◆ Extracted information ◆

_____

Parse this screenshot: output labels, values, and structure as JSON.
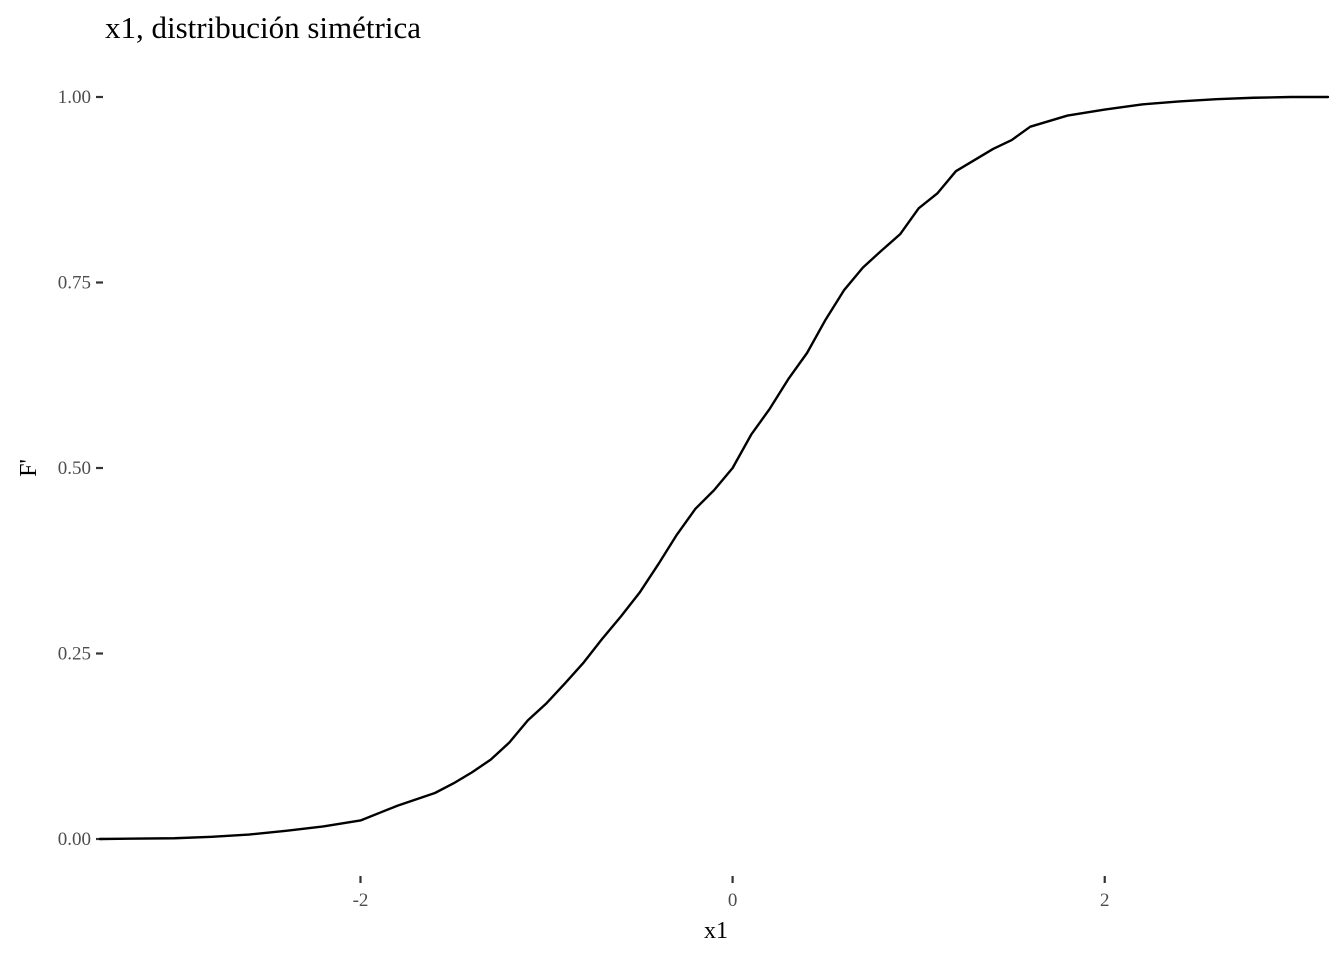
{
  "chart_data": {
    "type": "line",
    "title": "x1, distribución simétrica",
    "xlabel": "x1",
    "ylabel": "F'",
    "xlim": [
      -3.4,
      3.2
    ],
    "ylim": [
      0,
      1
    ],
    "grid": false,
    "x_ticks": [
      {
        "value": -2,
        "label": "-2"
      },
      {
        "value": 0,
        "label": "0"
      },
      {
        "value": 2,
        "label": "2"
      }
    ],
    "y_ticks": [
      {
        "value": 0,
        "label": "0.00"
      },
      {
        "value": 0.25,
        "label": "0.25"
      },
      {
        "value": 0.5,
        "label": "0.50"
      },
      {
        "value": 0.75,
        "label": "0.75"
      },
      {
        "value": 1,
        "label": "1.00"
      }
    ],
    "series": [
      {
        "color": "#000000",
        "x": [
          -3.4,
          -3.0,
          -2.8,
          -2.6,
          -2.4,
          -2.2,
          -2.0,
          -1.8,
          -1.6,
          -1.5,
          -1.4,
          -1.3,
          -1.2,
          -1.1,
          -1.0,
          -0.9,
          -0.8,
          -0.7,
          -0.6,
          -0.5,
          -0.4,
          -0.3,
          -0.2,
          -0.1,
          0.0,
          0.1,
          0.2,
          0.3,
          0.4,
          0.5,
          0.6,
          0.7,
          0.8,
          0.9,
          1.0,
          1.1,
          1.2,
          1.3,
          1.4,
          1.5,
          1.6,
          1.8,
          2.0,
          2.2,
          2.4,
          2.6,
          2.8,
          3.0,
          3.2
        ],
        "y": [
          0.0,
          0.001,
          0.003,
          0.006,
          0.011,
          0.017,
          0.025,
          0.045,
          0.062,
          0.075,
          0.09,
          0.107,
          0.13,
          0.16,
          0.183,
          0.21,
          0.238,
          0.27,
          0.3,
          0.332,
          0.37,
          0.41,
          0.445,
          0.47,
          0.5,
          0.545,
          0.58,
          0.62,
          0.655,
          0.7,
          0.74,
          0.77,
          0.793,
          0.815,
          0.85,
          0.87,
          0.9,
          0.915,
          0.93,
          0.942,
          0.96,
          0.975,
          0.983,
          0.99,
          0.994,
          0.997,
          0.999,
          1.0,
          1.0
        ]
      }
    ]
  }
}
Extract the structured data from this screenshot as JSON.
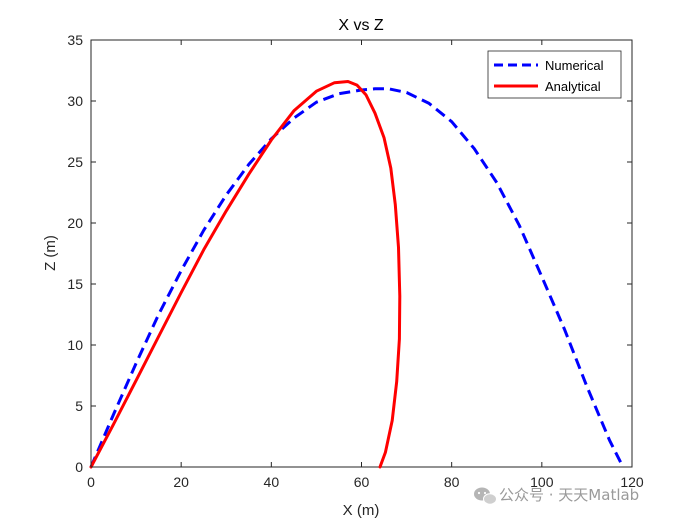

_____

◆ Problem to work on ◆
Are you able to set down all the lines above exactly, without any pictures?

◆ Written response ◆
Parse this screenshot: output labels, values, and structure as JSON.
{
  "chart_data": {
    "type": "line",
    "title": "x1, distribución simétrica",
    "xlabel": "x1",
    "ylabel": "F'",
    "xlim": [
      -3.4,
      3.2
    ],
    "ylim": [
      0,
      1
    ],
    "grid": false,
    "x_ticks": [
      {
        "value": -2,
        "label": "-2"
      },
      {
        "value": 0,
        "label": "0"
      },
      {
        "value": 2,
        "label": "2"
      }
    ],
    "y_ticks": [
      {
        "value": 0,
        "label": "0.00"
      },
      {
        "value": 0.25,
        "label": "0.25"
      },
      {
        "value": 0.5,
        "label": "0.50"
      },
      {
        "value": 0.75,
        "label": "0.75"
      },
      {
        "value": 1,
        "label": "1.00"
      }
    ],
    "series": [
      {
        "color": "#000000",
        "x": [
          -3.4,
          -3.0,
          -2.8,
          -2.6,
          -2.4,
          -2.2,
          -2.0,
          -1.8,
          -1.6,
          -1.5,
          -1.4,
          -1.3,
          -1.2,
          -1.1,
          -1.0,
          -0.9,
          -0.8,
          -0.7,
          -0.6,
          -0.5,
          -0.4,
          -0.3,
          -0.2,
          -0.1,
          0.0,
          0.1,
          0.2,
          0.3,
          0.4,
          0.5,
          0.6,
          0.7,
          0.8,
          0.9,
          1.0,
          1.1,
          1.2,
          1.3,
          1.4,
          1.5,
          1.6,
          1.8,
          2.0,
          2.2,
          2.4,
          2.6,
          2.8,
          3.0,
          3.2
        ],
        "y": [
          0.0,
          0.001,
          0.003,
          0.006,
          0.011,
          0.017,
          0.025,
          0.045,
          0.062,
          0.075,
          0.09,
          0.107,
          0.13,
          0.16,
          0.183,
          0.21,
          0.238,
          0.27,
          0.3,
          0.332,
          0.37,
          0.41,
          0.445,
          0.47,
          0.5,
          0.545,
          0.58,
          0.62,
          0.655,
          0.7,
          0.74,
          0.77,
          0.793,
          0.815,
          0.85,
          0.87,
          0.9,
          0.915,
          0.93,
          0.942,
          0.96,
          0.975,
          0.983,
          0.99,
          0.994,
          0.997,
          0.999,
          1.0,
          1.0
        ]
      }
    ]
  }
}
Extract the structured data from this screenshot as JSON.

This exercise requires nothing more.